▸ DESCRIPTION OF THE TASK
Copy the records below exactly, leaving out every picture.

# START OF EXERCISE MATERIALS

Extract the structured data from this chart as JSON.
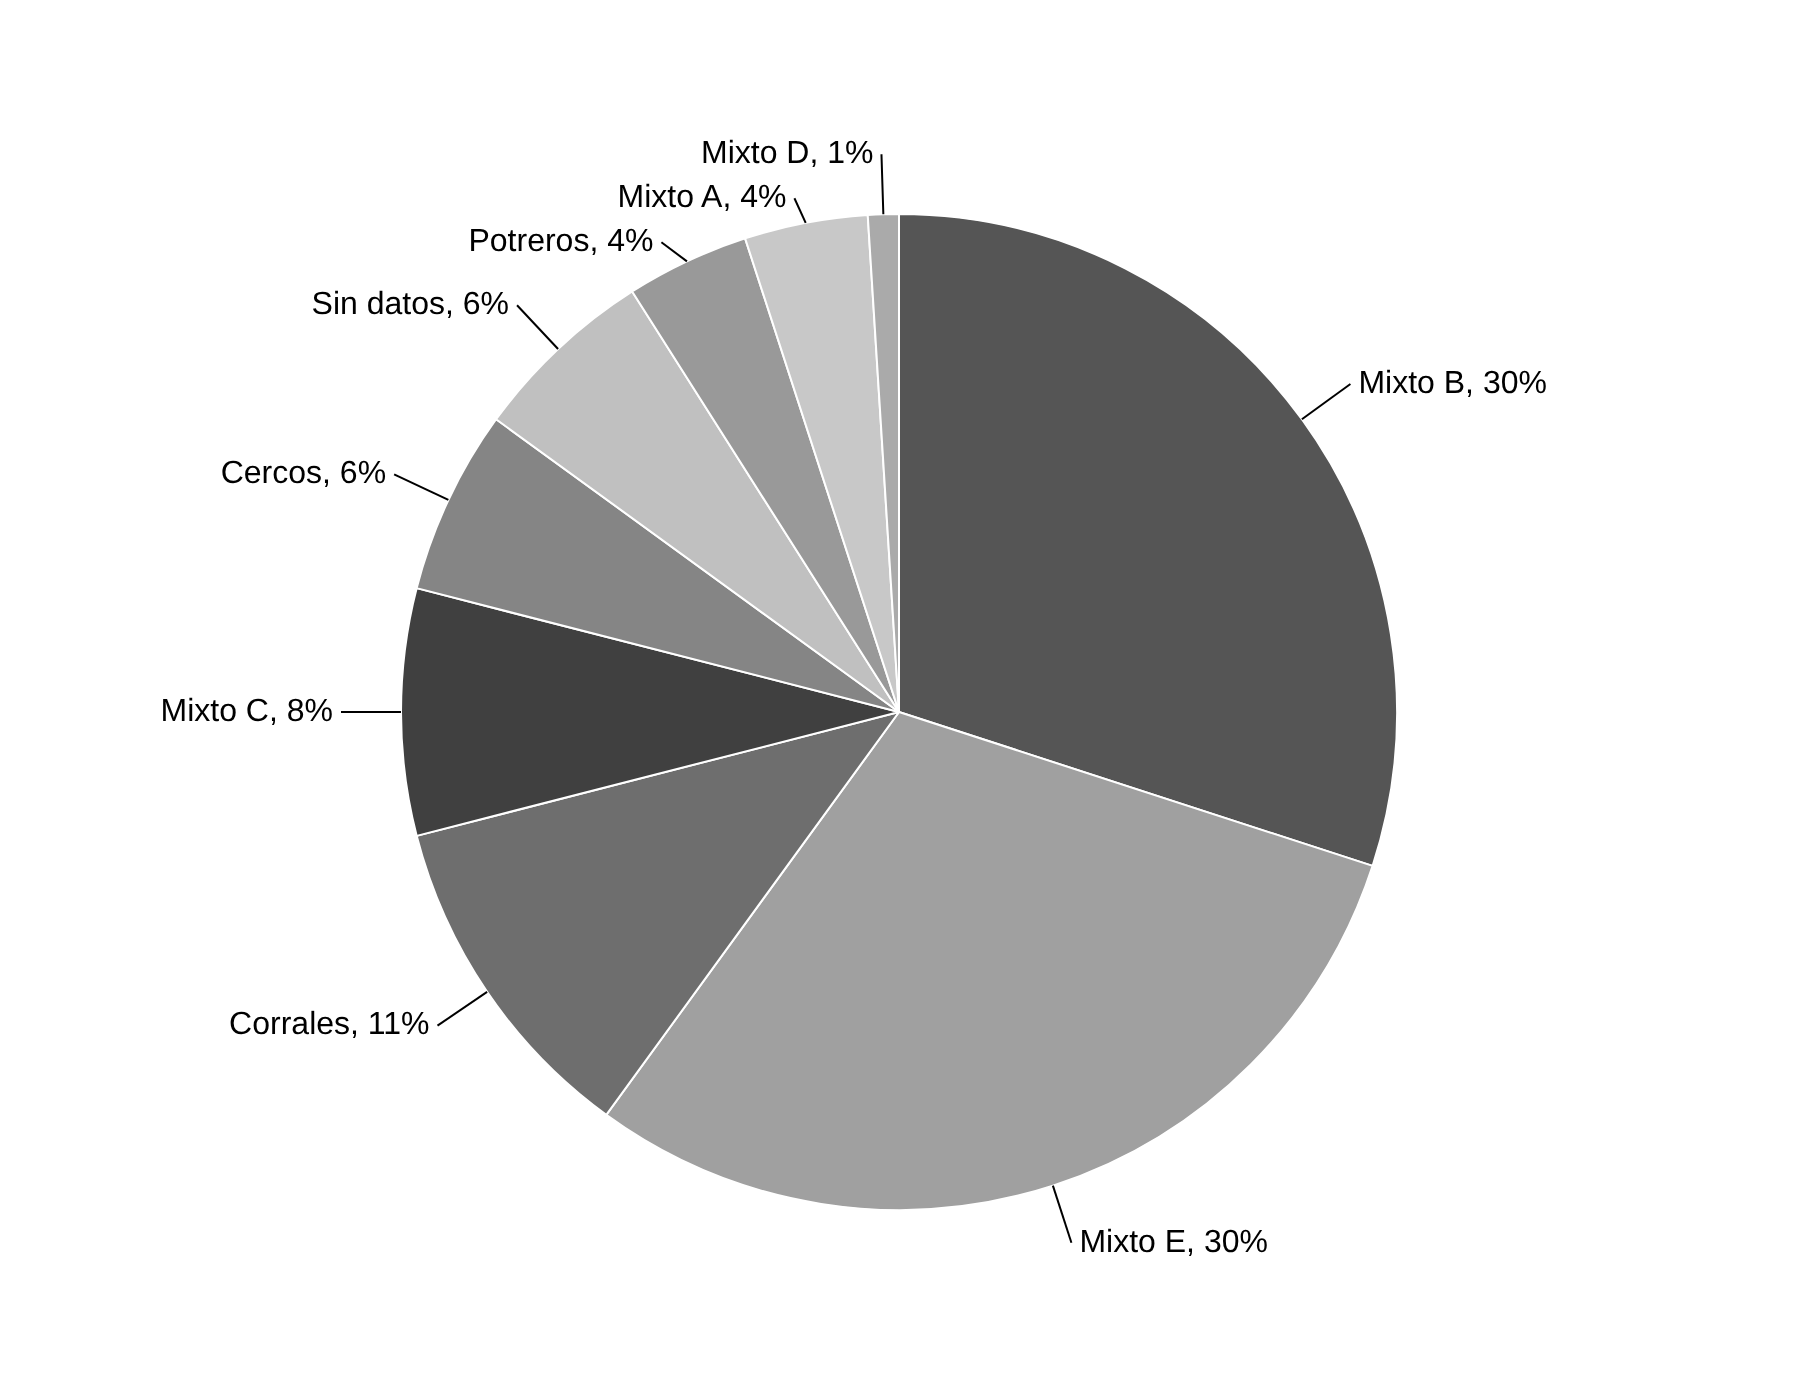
{
  "chart_data": {
    "type": "pie",
    "categories": [
      "Mixto B",
      "Mixto E",
      "Corrales",
      "Mixto C",
      "Cercos",
      "Sin datos",
      "Potreros",
      "Mixto A",
      "Mixto D"
    ],
    "values": [
      30,
      30,
      11,
      8,
      6,
      6,
      4,
      4,
      1
    ],
    "value_labels": [
      "30%",
      "30%",
      "11%",
      "8%",
      "6%",
      "6%",
      "4%",
      "4%",
      "1%"
    ],
    "colors": [
      "#555555",
      "#a0a0a0",
      "#6e6e6e",
      "#404040",
      "#858585",
      "#c0c0c0",
      "#999999",
      "#c8c8c8",
      "#aaaaaa"
    ],
    "legend": false
  }
}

# END OF EXERCISE MATERIALS

▸ IN RESPONSE
Extract the structured data from this chart as JSON.
{
  "chart_data": {
    "type": "pie",
    "categories": [
      "Mixto B",
      "Mixto E",
      "Corrales",
      "Mixto C",
      "Cercos",
      "Sin datos",
      "Potreros",
      "Mixto A",
      "Mixto D"
    ],
    "values": [
      30,
      30,
      11,
      8,
      6,
      6,
      4,
      4,
      1
    ],
    "value_labels": [
      "30%",
      "30%",
      "11%",
      "8%",
      "6%",
      "6%",
      "4%",
      "4%",
      "1%"
    ],
    "colors": [
      "#555555",
      "#a0a0a0",
      "#6e6e6e",
      "#404040",
      "#858585",
      "#c0c0c0",
      "#999999",
      "#c8c8c8",
      "#aaaaaa"
    ],
    "legend": false
  }
}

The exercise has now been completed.